The request
Say how many lines in the records include the string "manifestation", adding no other words.

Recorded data
○ ○ ○ ○ ○

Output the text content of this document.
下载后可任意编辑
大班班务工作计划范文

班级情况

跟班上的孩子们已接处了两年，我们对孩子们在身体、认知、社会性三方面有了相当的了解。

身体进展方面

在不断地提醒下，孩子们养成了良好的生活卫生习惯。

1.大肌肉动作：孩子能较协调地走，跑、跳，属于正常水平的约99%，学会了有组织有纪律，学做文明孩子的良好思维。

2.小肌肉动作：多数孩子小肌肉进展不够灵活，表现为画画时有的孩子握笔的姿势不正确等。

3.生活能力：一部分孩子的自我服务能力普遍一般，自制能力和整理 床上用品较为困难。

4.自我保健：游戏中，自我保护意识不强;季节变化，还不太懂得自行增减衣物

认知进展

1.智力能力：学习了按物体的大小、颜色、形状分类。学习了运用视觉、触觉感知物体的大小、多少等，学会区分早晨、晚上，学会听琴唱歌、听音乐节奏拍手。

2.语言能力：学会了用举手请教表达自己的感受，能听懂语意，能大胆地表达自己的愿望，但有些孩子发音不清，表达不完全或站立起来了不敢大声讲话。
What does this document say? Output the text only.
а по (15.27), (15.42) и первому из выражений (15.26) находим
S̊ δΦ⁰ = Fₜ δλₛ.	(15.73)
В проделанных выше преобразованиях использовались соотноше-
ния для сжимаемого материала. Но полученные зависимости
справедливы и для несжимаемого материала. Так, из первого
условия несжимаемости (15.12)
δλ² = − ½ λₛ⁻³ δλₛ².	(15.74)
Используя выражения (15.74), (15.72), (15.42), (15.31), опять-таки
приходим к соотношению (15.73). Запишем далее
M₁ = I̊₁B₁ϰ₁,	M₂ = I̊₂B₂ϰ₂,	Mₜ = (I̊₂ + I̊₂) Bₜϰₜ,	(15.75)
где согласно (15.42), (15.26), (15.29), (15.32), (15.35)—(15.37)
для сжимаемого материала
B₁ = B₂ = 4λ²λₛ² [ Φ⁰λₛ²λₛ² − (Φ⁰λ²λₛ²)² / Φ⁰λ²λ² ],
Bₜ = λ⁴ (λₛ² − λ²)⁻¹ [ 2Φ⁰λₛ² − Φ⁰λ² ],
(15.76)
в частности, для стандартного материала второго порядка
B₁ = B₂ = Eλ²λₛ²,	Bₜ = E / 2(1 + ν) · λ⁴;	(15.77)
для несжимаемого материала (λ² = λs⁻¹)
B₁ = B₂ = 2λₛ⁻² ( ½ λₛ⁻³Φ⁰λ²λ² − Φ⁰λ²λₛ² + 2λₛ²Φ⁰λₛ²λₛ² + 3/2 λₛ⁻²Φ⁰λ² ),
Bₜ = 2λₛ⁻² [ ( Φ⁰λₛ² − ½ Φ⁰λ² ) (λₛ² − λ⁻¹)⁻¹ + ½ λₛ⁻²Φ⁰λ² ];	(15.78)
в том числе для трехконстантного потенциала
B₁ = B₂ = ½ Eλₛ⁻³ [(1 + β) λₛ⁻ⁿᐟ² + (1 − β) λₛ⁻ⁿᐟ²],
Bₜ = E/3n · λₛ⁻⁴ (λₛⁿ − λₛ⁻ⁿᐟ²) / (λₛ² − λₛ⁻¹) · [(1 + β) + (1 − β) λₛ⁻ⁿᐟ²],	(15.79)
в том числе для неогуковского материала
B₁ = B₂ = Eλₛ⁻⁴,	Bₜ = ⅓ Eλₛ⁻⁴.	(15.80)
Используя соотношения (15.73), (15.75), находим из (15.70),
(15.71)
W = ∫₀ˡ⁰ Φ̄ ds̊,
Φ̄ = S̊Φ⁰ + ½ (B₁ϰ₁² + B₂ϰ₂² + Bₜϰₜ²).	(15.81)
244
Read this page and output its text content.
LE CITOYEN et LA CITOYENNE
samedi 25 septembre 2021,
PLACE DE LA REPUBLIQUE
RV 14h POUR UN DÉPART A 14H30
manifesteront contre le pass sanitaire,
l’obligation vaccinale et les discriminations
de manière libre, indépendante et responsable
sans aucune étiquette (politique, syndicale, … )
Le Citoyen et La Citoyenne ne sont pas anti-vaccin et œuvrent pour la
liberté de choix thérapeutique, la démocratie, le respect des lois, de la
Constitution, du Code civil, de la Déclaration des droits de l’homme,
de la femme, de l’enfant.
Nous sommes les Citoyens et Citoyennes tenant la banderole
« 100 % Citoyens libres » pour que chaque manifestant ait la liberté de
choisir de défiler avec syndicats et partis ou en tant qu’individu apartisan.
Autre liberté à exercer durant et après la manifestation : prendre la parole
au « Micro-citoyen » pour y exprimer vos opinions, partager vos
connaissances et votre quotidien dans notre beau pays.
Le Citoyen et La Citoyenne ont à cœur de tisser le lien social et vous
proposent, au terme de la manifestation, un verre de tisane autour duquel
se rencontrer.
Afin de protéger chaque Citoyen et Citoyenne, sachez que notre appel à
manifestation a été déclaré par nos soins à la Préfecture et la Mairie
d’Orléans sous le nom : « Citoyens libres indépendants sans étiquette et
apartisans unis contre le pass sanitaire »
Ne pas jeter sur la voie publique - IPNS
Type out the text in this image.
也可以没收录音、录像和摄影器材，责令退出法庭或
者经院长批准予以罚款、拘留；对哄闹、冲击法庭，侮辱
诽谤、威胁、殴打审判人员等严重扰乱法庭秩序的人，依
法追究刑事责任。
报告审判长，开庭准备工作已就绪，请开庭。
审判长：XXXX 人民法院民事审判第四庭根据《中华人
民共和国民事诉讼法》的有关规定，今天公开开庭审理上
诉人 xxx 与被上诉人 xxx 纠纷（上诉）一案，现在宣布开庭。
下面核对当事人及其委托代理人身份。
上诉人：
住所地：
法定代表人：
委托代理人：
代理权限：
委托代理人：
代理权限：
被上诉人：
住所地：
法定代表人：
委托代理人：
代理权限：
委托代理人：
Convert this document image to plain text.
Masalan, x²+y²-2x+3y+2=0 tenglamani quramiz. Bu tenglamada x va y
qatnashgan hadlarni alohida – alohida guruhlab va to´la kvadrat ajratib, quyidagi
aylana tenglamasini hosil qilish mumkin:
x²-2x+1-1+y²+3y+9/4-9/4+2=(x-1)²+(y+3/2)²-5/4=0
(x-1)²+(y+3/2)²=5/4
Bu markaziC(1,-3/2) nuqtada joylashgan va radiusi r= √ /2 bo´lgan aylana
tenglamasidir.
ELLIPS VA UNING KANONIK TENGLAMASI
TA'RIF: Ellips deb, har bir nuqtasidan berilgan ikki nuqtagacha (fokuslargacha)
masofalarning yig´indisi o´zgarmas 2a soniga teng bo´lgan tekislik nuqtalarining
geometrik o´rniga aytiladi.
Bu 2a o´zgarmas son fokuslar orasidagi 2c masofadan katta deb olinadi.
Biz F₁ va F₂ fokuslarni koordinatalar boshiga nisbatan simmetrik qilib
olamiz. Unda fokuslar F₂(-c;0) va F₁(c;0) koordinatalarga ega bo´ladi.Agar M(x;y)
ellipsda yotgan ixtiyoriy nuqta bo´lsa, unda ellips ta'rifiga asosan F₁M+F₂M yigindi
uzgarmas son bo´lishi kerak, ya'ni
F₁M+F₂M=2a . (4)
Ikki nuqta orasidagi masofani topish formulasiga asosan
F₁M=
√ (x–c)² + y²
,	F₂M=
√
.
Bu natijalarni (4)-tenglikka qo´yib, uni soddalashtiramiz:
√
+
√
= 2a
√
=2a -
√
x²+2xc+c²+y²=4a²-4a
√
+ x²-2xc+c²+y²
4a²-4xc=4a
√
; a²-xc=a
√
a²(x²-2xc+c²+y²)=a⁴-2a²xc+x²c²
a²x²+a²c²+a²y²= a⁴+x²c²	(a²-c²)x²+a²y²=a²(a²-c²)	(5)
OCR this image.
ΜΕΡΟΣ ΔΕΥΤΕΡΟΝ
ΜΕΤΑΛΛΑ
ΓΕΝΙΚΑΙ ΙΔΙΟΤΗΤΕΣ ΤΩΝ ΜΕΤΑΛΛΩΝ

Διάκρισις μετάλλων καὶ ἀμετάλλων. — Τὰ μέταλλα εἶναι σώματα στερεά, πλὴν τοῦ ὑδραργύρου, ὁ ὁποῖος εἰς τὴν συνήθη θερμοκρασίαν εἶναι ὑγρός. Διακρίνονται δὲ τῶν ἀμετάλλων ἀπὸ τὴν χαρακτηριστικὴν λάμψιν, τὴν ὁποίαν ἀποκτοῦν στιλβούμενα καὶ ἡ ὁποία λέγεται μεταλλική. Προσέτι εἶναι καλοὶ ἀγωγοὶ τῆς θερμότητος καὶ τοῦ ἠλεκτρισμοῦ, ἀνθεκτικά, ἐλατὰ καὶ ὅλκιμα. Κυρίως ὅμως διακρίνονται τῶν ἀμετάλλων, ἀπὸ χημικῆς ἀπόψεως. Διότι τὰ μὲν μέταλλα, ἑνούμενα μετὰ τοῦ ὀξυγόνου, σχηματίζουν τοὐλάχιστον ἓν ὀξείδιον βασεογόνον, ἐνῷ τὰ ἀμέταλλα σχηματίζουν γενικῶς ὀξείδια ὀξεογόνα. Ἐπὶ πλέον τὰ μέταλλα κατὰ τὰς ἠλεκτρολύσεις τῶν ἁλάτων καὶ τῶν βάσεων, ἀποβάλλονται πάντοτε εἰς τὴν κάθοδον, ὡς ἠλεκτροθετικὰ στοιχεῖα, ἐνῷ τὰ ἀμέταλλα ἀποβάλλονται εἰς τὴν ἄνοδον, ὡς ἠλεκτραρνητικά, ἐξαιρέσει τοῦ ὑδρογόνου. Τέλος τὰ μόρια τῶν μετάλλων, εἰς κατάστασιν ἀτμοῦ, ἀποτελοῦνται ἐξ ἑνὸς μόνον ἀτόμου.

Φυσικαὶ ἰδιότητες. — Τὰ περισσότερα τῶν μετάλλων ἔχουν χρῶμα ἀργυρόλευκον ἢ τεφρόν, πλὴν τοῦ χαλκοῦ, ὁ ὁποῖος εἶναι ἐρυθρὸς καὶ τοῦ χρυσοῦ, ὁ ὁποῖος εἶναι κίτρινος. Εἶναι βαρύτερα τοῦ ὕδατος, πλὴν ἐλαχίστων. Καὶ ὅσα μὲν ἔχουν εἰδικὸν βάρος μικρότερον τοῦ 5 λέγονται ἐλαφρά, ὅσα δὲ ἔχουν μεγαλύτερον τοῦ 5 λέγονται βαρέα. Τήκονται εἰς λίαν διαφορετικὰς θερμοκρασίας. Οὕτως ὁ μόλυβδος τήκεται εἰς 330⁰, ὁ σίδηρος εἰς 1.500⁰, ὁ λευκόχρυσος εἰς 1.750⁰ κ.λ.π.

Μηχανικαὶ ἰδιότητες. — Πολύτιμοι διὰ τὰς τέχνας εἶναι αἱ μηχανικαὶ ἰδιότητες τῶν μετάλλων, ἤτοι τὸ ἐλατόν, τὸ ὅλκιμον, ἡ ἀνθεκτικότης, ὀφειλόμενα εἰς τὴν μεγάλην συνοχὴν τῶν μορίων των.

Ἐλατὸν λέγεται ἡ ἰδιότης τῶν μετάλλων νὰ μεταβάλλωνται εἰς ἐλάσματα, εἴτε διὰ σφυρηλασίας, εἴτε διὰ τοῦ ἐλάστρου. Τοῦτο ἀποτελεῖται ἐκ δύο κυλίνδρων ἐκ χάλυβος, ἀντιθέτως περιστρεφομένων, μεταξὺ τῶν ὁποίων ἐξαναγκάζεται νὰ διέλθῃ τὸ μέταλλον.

○ ○ ○ ○ ○

Response below
3